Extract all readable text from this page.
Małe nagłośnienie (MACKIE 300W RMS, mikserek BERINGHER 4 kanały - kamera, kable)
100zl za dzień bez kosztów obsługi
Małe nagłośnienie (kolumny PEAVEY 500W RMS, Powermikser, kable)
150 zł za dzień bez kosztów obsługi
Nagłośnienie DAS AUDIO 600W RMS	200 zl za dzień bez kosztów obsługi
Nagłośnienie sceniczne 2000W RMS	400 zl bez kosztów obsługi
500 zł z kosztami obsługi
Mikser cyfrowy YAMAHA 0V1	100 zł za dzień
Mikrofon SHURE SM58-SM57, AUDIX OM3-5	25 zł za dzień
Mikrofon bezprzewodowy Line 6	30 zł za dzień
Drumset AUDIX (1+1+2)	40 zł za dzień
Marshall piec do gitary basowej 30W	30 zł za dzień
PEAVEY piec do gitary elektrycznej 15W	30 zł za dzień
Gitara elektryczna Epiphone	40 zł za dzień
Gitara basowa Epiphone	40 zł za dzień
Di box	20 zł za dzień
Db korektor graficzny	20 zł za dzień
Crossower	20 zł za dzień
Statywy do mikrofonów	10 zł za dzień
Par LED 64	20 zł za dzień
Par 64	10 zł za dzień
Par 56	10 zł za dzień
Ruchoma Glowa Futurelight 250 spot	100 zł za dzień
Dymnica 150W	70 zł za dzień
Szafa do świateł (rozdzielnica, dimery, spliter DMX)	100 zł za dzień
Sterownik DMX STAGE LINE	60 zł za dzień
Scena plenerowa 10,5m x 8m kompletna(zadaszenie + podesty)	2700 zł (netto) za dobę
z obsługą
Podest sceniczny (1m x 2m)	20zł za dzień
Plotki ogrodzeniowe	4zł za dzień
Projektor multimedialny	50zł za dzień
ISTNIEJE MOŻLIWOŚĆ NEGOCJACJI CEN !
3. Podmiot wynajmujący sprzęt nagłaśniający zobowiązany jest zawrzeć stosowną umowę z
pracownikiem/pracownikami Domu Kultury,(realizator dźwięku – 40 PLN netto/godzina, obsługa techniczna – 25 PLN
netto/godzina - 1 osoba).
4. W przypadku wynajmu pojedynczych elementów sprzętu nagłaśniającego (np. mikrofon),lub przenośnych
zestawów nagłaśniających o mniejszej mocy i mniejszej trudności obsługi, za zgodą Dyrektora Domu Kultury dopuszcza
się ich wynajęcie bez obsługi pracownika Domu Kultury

━━━━━━

__WORK TO DO__:
Tally the lines in these entries that have the string "netto" in them, then answer with the count and nothing else.

__THE ANSWER__:
3